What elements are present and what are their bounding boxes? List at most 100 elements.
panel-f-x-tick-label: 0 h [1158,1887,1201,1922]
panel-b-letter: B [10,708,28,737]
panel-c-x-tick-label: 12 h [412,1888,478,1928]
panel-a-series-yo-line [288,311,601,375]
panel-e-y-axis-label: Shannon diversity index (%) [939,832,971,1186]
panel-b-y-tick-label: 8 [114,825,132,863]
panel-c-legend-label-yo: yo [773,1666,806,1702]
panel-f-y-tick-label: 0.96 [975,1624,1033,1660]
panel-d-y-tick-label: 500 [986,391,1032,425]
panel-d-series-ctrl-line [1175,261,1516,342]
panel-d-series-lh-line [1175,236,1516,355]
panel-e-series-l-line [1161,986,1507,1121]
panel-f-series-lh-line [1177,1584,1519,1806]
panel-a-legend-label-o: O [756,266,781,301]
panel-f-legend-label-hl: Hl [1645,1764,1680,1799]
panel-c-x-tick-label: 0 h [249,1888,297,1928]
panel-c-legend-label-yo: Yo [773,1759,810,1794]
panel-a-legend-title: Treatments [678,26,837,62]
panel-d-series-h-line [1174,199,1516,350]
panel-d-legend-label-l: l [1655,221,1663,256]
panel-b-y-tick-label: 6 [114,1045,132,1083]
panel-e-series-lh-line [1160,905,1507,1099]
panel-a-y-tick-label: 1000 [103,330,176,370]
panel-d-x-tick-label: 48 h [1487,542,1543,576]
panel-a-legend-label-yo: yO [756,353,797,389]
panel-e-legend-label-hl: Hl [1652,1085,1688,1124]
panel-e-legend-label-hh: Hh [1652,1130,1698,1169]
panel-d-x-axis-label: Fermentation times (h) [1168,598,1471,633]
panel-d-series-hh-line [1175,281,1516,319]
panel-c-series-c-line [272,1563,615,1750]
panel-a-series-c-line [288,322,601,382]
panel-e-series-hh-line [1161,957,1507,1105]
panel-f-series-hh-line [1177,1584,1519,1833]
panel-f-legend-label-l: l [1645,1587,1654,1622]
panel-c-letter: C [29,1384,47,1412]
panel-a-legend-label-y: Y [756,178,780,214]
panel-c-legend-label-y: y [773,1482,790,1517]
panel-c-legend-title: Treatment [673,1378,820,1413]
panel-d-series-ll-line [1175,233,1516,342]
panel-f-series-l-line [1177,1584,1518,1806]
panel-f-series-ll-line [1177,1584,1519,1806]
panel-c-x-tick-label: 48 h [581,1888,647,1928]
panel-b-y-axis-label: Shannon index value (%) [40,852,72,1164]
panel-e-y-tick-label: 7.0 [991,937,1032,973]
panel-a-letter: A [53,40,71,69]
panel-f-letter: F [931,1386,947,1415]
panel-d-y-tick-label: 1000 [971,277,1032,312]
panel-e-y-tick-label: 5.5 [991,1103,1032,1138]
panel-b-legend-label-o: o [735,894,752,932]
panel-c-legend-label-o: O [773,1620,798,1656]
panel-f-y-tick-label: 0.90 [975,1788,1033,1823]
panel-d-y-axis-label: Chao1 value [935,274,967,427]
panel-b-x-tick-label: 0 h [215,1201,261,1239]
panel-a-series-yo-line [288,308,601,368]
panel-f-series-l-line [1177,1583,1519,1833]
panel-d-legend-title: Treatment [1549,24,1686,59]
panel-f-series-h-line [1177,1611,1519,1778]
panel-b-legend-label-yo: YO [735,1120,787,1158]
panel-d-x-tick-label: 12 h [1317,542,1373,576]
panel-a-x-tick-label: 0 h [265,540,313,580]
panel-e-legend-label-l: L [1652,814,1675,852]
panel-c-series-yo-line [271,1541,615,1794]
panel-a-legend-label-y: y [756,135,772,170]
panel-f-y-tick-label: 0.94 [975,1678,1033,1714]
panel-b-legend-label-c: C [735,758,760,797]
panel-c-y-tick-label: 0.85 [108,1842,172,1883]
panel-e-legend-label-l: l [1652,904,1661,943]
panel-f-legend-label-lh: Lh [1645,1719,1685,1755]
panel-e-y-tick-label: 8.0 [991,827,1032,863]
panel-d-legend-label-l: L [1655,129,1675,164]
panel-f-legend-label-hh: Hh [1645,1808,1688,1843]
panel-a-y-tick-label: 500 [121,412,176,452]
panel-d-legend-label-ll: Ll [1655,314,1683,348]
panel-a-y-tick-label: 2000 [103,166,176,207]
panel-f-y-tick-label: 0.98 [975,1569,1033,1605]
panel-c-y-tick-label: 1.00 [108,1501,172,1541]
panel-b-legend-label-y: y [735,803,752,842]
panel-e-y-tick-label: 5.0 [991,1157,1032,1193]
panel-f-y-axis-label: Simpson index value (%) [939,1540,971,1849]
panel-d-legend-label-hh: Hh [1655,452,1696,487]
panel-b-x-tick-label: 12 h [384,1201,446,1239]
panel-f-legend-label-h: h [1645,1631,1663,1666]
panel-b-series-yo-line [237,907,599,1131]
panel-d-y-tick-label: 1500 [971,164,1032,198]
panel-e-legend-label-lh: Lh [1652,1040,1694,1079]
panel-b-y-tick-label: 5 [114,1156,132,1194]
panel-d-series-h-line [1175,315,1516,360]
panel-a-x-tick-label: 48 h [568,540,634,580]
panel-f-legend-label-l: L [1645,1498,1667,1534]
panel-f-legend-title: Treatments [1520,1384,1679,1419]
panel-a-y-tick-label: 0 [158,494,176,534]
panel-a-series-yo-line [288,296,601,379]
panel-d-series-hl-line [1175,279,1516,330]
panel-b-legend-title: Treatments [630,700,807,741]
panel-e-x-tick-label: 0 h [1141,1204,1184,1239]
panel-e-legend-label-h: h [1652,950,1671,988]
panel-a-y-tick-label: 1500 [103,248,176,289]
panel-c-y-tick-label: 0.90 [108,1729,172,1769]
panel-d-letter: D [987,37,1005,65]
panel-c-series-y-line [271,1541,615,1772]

> _Written request_
Arrange the data as a Markdown table with the columns Row and Entry, one numbered row per line, starting at the first line and ending at the line that contains "panel-f-series-ll-line [1177,1584,1519,1806]", both included. Leave out blank lines.

> _Complete response_
| Row | Entry |
|---|---|
| 1 | What elements are present and what are their bounding boxes? List at most 100 elements. |
| 2 | panel-f-x-tick-label: 0 h [1158,1887,1201,1922] |
| 3 | panel-b-letter: B [10,708,28,737] |
| 4 | panel-c-x-tick-label: 12 h [412,1888,478,1928] |
| 5 | panel-a-series-yo-line [288,311,601,375] |
| 6 | panel-e-y-axis-label: Shannon diversity index (%) [939,832,971,1186] |
| 7 | panel-b-y-tick-label: 8 [114,825,132,863] |
| 8 | panel-c-legend-label-yo: yo [773,1666,806,1702] |
| 9 | panel-f-y-tick-label: 0.96 [975,1624,1033,1660] |
| 10 | panel-d-y-tick-label: 500 [986,391,1032,425] |
| 11 | panel-d-series-ctrl-line [1175,261,1516,342] |
| 12 | panel-d-series-lh-line [1175,236,1516,355] |
| 13 | panel-e-series-l-line [1161,986,1507,1121] |
| 14 | panel-f-series-lh-line [1177,1584,1519,1806] |
| 15 | panel-a-legend-label-o: O [756,266,781,301] |
| 16 | panel-f-legend-label-hl: Hl [1645,1764,1680,1799] |
| 17 | panel-c-x-tick-label: 0 h [249,1888,297,1928] |
| 18 | panel-c-legend-label-yo: Yo [773,1759,810,1794] |
| 19 | panel-a-legend-title: Treatments [678,26,837,62] |
| 20 | panel-d-series-h-line [1174,199,1516,350] |
| 21 | panel-d-legend-label-l: l [1655,221,1663,256] |
| 22 | panel-b-y-tick-label: 6 [114,1045,132,1083] |
| 23 | panel-e-series-lh-line [1160,905,1507,1099] |
| 24 | panel-a-y-tick-label: 1000 [103,330,176,370] |
| 25 | panel-d-x-tick-label: 48 h [1487,542,1543,576] |
| 26 | panel-a-legend-label-yo: yO [756,353,797,389] |
| 27 | panel-e-legend-label-hl: Hl [1652,1085,1688,1124] |
| 28 | panel-e-legend-label-hh: Hh [1652,1130,1698,1169] |
| 29 | panel-d-x-axis-label: Fermentation times (h) [1168,598,1471,633] |
| 30 | panel-d-series-hh-line [1175,281,1516,319] |
| 31 | panel-c-series-c-line [272,1563,615,1750] |
| 32 | panel-a-series-c-line [288,322,601,382] |
| 33 | panel-e-series-hh-line [1161,957,1507,1105] |
| 34 | panel-f-series-hh-line [1177,1584,1519,1833] |
| 35 | panel-f-legend-label-l: l [1645,1587,1654,1622] |
| 36 | panel-c-letter: C [29,1384,47,1412] |
| 37 | panel-a-legend-label-y: Y [756,178,780,214] |
| 38 | panel-c-legend-label-y: y [773,1482,790,1517] |
| 39 | panel-c-legend-title: Treatment [673,1378,820,1413] |
| 40 | panel-d-series-ll-line [1175,233,1516,342] |
| 41 | panel-f-series-l-line [1177,1584,1518,1806] |
| 42 | panel-f-series-ll-line [1177,1584,1519,1806] |